TASK PROMPT
Pull out every line below holding the word "ylabel".

** BEGIN **

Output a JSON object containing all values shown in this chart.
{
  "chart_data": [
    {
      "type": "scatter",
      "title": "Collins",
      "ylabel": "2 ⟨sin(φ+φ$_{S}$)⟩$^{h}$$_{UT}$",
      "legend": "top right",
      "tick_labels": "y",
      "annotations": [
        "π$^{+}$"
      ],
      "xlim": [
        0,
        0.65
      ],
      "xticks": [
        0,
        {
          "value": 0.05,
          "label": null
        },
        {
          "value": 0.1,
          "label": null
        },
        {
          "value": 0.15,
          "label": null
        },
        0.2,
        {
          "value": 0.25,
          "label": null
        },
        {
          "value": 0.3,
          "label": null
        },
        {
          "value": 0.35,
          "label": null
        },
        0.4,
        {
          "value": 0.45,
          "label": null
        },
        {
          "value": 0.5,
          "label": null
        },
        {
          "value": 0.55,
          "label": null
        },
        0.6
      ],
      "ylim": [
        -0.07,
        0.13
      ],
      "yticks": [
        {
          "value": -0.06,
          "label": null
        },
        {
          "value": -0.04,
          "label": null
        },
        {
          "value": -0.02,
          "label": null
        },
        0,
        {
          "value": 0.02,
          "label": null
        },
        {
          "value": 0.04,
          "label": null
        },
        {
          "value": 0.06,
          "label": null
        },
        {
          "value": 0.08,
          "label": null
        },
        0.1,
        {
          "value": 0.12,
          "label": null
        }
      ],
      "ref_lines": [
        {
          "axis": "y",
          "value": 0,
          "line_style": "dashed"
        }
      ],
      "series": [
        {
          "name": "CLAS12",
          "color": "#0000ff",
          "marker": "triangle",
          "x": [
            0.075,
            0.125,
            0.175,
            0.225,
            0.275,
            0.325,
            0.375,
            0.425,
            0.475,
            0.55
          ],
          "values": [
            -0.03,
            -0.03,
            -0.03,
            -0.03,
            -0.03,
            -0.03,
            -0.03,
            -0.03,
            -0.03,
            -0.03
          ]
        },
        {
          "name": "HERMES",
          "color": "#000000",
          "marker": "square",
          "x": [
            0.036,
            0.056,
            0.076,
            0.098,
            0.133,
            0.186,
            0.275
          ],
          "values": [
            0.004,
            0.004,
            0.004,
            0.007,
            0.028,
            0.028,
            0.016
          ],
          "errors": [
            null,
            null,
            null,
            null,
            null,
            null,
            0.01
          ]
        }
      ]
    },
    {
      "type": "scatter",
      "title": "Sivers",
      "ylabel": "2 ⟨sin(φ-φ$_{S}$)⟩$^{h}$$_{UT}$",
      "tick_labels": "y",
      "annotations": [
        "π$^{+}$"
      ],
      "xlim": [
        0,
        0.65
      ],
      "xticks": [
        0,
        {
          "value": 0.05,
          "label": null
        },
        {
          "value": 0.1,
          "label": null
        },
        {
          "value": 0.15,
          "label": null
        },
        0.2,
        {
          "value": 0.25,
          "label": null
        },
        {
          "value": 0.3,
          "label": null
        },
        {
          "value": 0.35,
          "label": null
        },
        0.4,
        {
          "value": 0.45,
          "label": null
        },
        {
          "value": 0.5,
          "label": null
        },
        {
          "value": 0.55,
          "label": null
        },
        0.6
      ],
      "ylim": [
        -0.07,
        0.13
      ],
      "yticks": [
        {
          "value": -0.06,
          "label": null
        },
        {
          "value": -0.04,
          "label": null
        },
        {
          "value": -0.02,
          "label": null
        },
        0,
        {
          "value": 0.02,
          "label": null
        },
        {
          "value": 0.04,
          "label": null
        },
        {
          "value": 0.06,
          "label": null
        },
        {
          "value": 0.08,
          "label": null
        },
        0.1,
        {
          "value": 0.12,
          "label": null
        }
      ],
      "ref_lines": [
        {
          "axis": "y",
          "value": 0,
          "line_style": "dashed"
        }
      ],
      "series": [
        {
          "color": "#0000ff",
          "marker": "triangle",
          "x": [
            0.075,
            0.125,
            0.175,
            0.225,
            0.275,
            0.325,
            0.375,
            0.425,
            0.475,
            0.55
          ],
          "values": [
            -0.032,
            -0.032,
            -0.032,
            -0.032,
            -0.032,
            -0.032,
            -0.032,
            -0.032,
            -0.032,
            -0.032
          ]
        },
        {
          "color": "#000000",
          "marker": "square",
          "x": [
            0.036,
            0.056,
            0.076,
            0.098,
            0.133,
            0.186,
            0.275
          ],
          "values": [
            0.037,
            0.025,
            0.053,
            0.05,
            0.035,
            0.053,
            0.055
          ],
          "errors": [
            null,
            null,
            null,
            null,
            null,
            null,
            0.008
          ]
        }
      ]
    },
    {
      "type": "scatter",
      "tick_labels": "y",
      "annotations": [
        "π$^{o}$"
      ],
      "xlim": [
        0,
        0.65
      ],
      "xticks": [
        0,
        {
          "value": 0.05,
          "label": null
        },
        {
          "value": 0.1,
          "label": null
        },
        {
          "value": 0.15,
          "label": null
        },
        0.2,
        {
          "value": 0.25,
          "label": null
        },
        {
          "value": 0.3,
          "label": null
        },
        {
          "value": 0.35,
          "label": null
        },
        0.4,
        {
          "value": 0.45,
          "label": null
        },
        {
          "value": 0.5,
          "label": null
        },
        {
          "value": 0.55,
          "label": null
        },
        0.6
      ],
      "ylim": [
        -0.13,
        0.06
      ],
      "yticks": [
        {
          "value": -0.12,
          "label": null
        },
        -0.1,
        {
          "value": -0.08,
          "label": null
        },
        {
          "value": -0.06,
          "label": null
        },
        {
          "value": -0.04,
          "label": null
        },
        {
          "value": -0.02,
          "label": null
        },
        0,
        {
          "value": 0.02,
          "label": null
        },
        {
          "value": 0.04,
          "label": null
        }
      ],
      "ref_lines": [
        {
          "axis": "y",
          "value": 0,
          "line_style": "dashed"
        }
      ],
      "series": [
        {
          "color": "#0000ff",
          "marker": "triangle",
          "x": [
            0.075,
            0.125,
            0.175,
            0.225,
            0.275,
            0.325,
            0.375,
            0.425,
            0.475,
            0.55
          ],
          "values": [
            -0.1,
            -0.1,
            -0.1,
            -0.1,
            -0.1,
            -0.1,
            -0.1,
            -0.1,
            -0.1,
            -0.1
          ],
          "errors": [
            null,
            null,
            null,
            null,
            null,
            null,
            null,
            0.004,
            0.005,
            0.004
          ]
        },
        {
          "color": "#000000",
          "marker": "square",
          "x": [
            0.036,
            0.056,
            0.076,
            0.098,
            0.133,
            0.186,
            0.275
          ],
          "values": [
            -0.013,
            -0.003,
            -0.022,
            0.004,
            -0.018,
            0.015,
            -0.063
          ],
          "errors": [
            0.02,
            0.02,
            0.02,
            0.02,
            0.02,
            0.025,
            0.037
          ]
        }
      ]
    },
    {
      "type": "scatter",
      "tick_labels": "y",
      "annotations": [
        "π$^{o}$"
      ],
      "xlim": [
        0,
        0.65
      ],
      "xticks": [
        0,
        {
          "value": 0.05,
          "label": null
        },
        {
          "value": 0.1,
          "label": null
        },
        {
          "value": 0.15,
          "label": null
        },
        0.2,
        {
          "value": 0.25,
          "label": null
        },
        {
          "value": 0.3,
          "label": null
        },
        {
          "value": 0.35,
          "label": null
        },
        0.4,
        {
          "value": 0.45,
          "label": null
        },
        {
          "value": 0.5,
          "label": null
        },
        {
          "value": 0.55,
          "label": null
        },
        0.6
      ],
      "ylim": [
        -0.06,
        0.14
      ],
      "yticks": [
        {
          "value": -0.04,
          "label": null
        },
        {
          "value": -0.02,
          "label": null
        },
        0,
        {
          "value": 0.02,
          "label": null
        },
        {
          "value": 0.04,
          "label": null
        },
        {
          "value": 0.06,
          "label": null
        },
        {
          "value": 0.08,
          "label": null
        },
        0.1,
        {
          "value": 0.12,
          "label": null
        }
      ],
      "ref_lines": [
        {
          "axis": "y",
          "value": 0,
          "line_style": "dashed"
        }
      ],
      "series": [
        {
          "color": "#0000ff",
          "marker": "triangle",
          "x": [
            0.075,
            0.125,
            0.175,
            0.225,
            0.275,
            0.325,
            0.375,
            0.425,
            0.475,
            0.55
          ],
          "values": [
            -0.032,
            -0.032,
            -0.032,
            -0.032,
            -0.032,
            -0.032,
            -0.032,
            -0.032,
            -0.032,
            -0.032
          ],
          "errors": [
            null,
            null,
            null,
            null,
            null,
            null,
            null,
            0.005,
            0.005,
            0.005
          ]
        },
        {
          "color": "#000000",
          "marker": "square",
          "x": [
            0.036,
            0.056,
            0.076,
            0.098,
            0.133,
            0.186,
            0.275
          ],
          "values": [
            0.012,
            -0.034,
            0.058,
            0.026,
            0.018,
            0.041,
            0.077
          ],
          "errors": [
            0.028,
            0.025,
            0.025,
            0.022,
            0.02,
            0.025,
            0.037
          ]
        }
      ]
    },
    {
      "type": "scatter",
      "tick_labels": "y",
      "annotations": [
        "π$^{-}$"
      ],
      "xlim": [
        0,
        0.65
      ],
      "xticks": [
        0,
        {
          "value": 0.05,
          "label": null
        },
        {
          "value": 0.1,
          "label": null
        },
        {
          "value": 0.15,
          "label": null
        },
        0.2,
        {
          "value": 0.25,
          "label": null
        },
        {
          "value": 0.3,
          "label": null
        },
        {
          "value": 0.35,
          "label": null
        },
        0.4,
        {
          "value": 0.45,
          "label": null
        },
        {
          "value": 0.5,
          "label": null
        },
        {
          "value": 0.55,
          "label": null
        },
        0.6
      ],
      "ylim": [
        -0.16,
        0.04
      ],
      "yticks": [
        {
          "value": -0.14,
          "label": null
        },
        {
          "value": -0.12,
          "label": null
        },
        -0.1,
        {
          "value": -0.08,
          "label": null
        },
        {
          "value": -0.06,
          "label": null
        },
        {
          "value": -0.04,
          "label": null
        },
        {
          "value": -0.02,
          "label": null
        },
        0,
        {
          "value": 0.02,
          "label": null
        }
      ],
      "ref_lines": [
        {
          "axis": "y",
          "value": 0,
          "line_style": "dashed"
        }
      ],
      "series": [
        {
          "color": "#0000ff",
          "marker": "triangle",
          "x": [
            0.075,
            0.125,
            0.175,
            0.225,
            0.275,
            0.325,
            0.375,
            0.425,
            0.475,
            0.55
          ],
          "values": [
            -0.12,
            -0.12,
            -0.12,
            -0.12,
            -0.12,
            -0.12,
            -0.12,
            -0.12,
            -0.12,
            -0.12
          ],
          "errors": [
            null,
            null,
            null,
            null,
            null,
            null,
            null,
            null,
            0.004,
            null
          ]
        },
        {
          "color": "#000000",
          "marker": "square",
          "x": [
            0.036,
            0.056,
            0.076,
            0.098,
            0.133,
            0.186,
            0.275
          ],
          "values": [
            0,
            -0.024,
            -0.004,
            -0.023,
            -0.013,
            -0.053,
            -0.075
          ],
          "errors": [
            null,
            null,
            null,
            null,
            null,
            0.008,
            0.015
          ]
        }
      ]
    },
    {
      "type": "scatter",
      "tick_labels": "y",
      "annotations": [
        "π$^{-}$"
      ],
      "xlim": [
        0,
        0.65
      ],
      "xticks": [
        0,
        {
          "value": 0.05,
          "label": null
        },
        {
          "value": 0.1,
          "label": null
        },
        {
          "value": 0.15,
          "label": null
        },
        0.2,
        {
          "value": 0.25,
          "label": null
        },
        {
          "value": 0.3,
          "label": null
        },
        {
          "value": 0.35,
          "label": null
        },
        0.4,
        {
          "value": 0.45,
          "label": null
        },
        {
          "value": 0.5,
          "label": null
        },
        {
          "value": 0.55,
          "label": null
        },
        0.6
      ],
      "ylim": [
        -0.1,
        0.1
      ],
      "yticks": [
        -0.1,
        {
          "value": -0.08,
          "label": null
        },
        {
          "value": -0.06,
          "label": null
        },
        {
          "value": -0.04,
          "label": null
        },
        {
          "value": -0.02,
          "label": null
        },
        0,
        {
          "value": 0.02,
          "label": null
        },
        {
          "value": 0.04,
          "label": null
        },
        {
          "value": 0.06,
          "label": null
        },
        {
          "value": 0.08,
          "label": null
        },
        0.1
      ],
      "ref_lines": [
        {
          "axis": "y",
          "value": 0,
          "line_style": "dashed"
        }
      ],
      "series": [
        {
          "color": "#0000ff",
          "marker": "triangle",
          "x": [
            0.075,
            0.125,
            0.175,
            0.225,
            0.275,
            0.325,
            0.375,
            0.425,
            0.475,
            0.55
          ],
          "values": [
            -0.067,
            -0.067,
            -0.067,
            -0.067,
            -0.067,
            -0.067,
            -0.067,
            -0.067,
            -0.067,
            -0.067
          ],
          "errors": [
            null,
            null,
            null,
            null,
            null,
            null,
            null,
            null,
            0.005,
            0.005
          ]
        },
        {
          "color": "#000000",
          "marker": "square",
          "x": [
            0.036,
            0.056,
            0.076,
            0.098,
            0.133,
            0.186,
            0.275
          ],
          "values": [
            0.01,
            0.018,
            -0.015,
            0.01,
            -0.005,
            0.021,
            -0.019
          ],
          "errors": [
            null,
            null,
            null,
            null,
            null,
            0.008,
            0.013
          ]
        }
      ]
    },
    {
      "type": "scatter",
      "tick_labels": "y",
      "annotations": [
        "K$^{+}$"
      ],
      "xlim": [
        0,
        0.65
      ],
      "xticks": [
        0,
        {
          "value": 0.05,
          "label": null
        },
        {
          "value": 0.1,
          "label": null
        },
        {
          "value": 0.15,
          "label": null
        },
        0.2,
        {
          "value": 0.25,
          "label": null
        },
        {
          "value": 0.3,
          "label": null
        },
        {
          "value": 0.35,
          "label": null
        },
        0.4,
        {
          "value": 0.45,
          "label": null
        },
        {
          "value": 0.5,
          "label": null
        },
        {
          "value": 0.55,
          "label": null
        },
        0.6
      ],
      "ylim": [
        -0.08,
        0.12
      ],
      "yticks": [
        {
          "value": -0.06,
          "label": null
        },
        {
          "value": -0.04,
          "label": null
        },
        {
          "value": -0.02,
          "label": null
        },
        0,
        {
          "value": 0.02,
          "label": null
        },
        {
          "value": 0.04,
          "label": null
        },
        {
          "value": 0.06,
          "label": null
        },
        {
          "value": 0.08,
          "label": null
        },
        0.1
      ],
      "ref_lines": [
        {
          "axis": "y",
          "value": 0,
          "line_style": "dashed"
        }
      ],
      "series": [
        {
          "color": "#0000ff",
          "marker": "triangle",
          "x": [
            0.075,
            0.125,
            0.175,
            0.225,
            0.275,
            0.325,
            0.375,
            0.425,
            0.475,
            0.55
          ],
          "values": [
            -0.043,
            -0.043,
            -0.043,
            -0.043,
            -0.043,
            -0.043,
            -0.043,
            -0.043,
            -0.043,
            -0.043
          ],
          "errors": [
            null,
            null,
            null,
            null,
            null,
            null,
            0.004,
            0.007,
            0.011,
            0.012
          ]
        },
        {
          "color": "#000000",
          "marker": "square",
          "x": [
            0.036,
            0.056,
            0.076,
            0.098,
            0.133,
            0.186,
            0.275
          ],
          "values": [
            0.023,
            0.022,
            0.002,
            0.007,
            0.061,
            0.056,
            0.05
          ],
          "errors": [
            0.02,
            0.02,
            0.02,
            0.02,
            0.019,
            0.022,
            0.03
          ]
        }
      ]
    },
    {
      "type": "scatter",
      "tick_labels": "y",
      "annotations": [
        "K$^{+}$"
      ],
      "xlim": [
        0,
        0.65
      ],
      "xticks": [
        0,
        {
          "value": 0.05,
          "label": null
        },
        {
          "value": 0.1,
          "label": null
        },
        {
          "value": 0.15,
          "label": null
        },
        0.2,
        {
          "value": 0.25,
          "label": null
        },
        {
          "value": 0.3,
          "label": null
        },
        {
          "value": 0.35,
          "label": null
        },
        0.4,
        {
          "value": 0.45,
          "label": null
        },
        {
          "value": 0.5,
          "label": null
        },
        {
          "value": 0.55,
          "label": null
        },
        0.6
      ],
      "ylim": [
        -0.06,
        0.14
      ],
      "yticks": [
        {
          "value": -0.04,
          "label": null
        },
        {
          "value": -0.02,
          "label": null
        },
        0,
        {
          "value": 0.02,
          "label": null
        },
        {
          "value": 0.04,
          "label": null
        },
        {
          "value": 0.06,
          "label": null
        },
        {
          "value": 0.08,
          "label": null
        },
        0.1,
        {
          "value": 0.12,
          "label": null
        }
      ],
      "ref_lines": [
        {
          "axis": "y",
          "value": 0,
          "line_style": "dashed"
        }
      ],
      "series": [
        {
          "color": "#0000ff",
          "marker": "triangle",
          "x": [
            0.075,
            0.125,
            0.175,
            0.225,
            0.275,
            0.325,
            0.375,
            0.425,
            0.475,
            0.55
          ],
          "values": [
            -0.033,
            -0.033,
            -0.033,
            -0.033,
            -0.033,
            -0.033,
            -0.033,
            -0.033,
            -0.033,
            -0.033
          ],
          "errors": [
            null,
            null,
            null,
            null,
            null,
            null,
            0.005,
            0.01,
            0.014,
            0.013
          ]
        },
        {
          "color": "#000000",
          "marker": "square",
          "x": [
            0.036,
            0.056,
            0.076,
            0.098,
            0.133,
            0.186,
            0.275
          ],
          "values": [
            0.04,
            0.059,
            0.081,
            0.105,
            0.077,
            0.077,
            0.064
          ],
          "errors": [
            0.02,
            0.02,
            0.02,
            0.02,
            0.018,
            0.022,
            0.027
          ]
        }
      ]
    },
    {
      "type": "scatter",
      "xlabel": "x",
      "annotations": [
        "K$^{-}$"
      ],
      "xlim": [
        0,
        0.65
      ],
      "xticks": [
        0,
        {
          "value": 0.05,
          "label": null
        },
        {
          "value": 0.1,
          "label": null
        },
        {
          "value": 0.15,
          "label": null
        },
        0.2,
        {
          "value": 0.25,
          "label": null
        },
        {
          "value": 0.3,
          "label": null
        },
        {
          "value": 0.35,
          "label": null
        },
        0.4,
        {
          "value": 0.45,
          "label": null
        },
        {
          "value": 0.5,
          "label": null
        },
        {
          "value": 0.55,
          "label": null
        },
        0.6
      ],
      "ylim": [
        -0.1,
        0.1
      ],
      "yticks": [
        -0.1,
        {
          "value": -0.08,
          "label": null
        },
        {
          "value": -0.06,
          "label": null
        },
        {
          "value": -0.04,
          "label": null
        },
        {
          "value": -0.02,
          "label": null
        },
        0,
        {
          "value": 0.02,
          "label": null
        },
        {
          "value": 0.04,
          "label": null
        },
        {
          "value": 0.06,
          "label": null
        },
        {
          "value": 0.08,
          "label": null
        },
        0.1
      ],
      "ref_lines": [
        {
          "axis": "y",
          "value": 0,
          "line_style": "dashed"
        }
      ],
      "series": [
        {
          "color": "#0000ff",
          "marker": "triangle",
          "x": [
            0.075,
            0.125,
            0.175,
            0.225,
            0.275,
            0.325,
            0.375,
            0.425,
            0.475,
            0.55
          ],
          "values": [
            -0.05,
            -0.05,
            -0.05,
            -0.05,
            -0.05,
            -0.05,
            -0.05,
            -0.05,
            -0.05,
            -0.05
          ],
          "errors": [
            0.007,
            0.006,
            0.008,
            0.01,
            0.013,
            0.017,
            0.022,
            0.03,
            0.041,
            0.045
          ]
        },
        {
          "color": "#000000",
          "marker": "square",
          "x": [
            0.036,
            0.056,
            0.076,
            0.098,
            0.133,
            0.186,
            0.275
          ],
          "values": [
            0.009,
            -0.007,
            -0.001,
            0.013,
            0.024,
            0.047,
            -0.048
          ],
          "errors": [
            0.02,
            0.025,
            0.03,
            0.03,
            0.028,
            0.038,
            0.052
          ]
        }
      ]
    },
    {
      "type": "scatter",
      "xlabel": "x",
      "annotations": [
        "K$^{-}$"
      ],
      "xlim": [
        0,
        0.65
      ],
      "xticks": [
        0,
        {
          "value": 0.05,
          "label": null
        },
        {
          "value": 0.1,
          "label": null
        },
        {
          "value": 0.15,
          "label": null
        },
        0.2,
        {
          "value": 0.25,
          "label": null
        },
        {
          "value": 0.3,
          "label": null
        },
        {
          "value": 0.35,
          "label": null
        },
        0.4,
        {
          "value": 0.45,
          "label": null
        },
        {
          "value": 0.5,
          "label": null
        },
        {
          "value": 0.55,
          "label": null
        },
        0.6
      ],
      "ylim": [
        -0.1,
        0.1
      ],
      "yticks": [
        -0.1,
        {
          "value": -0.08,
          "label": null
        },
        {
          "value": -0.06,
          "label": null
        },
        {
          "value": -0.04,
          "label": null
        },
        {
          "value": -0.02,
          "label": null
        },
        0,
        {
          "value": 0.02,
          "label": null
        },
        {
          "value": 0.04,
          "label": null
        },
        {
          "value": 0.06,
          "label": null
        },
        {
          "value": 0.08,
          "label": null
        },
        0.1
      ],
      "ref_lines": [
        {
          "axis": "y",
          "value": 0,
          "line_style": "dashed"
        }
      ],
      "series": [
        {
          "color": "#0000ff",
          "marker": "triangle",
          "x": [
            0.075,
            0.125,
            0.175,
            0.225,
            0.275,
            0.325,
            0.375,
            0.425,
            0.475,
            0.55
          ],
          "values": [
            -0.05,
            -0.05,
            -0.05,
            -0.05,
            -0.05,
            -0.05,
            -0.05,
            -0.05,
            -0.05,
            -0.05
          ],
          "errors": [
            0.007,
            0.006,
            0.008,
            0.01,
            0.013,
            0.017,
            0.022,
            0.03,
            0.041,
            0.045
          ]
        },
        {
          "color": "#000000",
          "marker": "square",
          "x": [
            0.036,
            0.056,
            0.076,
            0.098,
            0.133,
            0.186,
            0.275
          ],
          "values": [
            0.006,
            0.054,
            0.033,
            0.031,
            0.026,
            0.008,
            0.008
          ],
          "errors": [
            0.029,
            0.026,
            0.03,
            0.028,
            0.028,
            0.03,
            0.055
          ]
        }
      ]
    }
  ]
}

** END **

FINISHED TASK
      "ylabel": "2 ⟨sin(φ+φ$_{S}$)⟩$^{h}$$_{UT}$",
      "ylabel": "2 ⟨sin(φ-φ$_{S}$)⟩$^{h}$$_{UT}$",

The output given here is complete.